>> begin

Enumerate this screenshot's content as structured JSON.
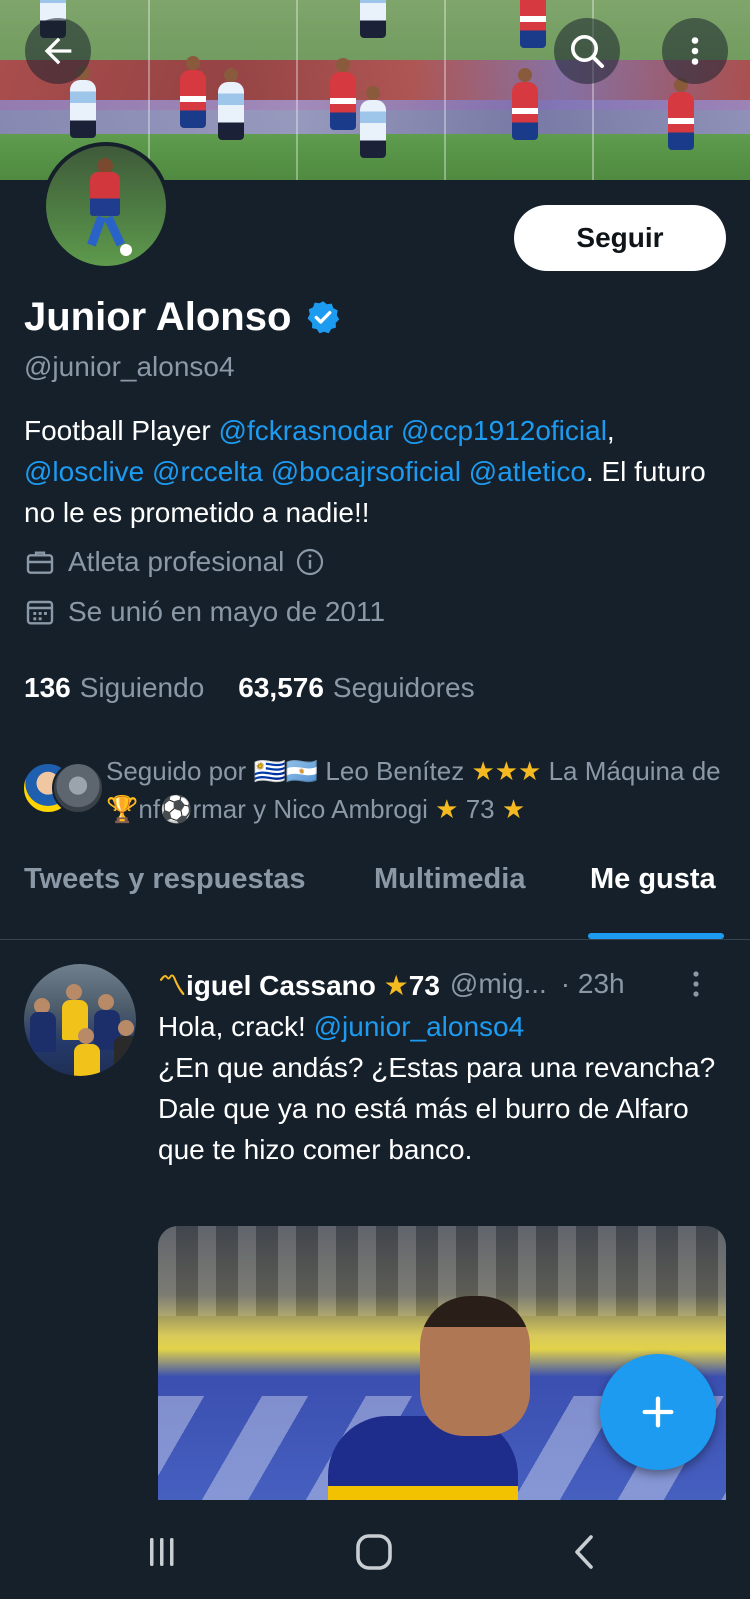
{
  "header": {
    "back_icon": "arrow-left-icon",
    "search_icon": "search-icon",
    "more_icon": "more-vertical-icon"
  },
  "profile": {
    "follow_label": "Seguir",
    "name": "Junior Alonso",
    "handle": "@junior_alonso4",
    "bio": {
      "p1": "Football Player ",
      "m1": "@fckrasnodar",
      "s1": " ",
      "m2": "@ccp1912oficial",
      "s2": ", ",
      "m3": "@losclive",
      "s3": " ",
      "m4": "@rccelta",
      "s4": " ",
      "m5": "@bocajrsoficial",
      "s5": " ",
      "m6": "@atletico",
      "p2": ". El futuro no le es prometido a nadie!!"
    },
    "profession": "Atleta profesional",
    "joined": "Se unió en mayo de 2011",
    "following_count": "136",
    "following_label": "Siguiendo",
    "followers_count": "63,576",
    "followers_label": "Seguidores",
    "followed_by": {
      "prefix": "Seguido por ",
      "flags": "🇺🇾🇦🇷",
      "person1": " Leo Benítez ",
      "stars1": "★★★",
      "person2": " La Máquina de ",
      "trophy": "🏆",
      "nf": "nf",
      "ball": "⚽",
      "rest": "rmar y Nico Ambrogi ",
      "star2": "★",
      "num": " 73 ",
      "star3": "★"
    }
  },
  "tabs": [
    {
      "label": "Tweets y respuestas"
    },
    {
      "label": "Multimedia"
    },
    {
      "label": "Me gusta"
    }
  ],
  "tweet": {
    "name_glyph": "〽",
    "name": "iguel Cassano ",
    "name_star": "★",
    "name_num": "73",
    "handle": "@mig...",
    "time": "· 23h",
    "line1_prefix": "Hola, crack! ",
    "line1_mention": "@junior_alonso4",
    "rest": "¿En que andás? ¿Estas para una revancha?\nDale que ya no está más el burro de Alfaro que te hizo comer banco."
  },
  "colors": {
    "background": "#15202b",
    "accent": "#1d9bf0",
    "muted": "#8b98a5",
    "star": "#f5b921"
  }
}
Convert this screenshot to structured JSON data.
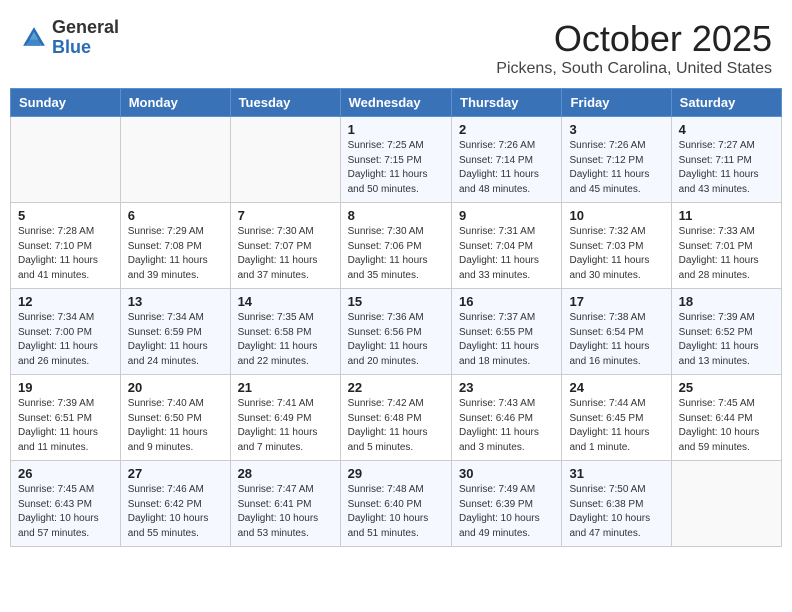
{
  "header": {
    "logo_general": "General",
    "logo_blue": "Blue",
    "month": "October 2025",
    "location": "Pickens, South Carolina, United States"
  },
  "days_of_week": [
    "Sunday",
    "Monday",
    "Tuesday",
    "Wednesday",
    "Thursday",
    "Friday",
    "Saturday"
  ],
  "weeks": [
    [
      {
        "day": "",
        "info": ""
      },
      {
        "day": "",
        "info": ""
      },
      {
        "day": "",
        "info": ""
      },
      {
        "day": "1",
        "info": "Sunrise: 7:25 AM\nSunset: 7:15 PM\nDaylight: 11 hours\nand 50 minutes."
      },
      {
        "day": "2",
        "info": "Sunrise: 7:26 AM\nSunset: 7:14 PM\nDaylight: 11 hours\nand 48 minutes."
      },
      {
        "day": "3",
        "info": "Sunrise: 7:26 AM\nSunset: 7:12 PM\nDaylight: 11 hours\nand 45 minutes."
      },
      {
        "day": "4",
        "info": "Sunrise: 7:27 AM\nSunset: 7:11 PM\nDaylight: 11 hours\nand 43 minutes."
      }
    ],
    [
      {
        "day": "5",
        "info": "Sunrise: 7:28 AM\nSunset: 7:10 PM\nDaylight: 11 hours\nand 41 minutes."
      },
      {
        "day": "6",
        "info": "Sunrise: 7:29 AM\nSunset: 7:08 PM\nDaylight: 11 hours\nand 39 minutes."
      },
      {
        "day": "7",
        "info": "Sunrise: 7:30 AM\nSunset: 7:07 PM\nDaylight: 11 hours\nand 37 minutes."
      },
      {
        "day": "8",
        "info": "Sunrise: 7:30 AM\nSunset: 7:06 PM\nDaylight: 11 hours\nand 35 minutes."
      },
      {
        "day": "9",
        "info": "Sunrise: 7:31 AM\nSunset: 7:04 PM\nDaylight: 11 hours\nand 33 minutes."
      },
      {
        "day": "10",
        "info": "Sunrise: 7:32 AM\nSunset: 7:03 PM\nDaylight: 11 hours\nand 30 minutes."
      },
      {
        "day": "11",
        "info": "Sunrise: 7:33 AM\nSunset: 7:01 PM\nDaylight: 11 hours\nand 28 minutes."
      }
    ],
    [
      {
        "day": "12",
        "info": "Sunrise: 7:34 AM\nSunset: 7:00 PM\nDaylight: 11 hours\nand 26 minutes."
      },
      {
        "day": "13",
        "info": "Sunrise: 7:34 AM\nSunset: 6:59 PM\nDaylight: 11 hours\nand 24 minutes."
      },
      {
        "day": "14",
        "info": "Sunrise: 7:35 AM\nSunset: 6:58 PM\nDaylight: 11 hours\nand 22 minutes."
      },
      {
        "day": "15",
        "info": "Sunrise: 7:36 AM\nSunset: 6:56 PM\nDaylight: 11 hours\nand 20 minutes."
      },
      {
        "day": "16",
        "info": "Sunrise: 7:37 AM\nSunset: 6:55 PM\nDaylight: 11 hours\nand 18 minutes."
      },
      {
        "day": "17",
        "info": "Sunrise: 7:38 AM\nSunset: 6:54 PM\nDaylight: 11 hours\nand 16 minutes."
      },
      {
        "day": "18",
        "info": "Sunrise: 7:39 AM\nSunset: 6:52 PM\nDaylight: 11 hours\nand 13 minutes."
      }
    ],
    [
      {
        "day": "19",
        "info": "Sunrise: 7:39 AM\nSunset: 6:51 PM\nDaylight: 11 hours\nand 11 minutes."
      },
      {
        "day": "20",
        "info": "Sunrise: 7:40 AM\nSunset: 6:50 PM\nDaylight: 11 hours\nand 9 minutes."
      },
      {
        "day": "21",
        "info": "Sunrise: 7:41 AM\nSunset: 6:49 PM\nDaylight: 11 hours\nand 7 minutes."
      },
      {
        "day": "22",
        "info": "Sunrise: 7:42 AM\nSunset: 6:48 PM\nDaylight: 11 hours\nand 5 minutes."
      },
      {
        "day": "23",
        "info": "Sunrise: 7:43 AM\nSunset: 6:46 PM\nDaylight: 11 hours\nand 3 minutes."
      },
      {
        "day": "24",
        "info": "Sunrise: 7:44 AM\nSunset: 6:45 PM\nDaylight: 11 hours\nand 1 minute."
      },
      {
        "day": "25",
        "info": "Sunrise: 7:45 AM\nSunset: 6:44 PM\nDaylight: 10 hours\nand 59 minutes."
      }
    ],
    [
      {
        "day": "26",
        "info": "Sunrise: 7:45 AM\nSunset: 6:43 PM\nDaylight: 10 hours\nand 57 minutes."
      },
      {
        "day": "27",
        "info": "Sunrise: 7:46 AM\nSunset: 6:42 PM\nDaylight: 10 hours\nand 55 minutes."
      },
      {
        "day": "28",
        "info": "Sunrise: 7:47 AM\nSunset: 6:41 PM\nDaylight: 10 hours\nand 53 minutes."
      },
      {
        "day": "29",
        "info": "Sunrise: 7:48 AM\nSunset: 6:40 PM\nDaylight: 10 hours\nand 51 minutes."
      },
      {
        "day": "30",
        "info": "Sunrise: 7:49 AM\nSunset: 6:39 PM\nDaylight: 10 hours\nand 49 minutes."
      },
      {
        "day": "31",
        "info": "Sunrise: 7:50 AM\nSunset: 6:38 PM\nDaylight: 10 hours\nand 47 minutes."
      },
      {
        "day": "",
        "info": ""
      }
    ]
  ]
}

>> end
>> begin

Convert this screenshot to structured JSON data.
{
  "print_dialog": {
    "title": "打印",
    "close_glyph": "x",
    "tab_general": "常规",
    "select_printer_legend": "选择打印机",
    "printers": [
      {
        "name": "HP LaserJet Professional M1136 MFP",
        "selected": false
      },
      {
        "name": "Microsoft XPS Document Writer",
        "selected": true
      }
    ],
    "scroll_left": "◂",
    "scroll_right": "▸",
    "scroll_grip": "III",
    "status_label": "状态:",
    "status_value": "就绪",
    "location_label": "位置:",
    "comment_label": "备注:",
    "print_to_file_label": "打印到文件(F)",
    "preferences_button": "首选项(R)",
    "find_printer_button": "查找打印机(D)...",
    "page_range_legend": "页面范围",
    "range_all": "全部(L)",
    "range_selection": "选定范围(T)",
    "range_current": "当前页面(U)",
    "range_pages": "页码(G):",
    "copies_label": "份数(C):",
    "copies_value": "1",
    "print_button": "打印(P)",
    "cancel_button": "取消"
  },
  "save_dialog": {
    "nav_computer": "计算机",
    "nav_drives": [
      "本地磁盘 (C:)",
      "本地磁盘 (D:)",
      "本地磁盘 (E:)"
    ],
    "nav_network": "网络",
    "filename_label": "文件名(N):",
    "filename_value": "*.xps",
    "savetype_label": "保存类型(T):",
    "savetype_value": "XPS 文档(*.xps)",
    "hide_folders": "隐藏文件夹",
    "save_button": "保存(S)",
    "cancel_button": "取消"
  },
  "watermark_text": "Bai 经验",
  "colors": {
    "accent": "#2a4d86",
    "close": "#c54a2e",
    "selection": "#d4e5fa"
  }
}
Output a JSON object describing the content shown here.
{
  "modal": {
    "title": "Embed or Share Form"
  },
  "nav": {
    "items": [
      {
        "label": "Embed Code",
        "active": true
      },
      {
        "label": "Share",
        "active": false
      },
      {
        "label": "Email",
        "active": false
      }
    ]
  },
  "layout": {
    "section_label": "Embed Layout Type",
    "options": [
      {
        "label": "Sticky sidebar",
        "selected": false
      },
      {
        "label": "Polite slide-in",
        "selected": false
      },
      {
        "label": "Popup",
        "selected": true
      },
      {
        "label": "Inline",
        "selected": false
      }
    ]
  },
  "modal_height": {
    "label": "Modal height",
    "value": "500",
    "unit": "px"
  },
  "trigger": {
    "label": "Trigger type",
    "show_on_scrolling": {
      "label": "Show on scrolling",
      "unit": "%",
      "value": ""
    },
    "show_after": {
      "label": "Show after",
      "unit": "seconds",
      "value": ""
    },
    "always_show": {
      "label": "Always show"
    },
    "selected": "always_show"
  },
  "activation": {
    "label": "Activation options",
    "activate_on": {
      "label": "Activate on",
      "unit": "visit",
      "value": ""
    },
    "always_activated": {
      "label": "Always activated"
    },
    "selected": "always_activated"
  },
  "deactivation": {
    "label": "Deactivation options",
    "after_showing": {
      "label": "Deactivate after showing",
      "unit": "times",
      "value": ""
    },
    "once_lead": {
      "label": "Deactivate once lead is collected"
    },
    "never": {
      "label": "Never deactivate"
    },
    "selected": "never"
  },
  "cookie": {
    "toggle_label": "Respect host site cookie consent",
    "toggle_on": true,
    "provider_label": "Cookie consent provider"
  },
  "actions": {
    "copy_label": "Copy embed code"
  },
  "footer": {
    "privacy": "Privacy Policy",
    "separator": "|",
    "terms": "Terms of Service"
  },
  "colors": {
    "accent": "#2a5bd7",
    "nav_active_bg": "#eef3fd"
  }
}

>> end
>> begin

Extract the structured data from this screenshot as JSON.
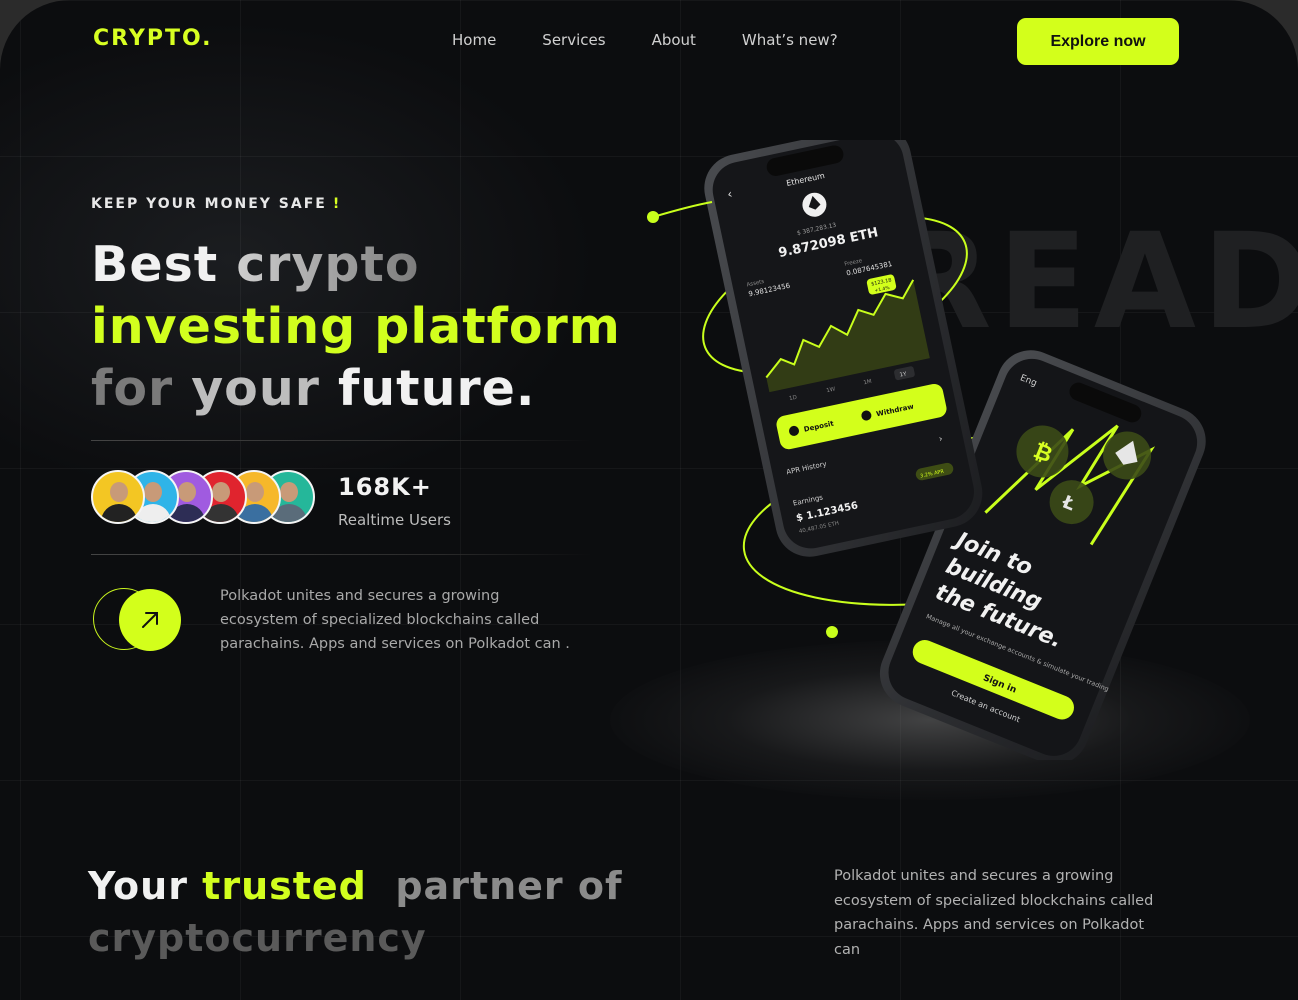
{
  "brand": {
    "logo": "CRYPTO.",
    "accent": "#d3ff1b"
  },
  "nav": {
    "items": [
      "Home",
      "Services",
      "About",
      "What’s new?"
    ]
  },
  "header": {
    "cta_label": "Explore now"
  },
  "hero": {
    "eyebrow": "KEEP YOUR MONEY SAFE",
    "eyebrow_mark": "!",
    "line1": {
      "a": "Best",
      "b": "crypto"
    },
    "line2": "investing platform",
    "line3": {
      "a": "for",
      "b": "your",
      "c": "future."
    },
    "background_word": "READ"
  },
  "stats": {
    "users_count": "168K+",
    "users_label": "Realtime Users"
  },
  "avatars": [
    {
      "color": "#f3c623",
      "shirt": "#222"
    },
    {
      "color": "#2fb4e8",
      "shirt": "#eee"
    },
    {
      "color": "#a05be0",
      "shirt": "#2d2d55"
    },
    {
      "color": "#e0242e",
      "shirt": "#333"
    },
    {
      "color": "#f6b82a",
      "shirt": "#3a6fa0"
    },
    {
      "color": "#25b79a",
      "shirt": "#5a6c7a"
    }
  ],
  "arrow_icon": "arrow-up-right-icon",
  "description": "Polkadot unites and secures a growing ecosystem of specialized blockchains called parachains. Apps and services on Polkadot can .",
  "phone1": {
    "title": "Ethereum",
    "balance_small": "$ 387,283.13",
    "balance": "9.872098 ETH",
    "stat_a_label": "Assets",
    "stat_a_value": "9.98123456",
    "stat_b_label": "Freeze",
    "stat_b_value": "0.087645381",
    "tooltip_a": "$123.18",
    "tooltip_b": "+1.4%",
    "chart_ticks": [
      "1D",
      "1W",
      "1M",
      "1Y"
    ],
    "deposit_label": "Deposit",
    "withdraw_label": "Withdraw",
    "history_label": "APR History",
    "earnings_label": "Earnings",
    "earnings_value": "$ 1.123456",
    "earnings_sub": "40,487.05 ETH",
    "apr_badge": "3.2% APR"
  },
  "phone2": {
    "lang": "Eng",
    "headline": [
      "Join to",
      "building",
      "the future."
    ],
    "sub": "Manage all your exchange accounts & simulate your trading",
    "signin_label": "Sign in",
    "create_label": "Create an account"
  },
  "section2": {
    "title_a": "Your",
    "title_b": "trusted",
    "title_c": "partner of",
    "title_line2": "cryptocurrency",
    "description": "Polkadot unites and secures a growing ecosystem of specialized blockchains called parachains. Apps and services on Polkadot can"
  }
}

>> end

→ PROBLEM REQUIREMENTS: Search the entries for the word "Share", then gather every line that has it.

→ COMPLETED TASK:
    "title": "Embed or Share Form"
        "label": "Share",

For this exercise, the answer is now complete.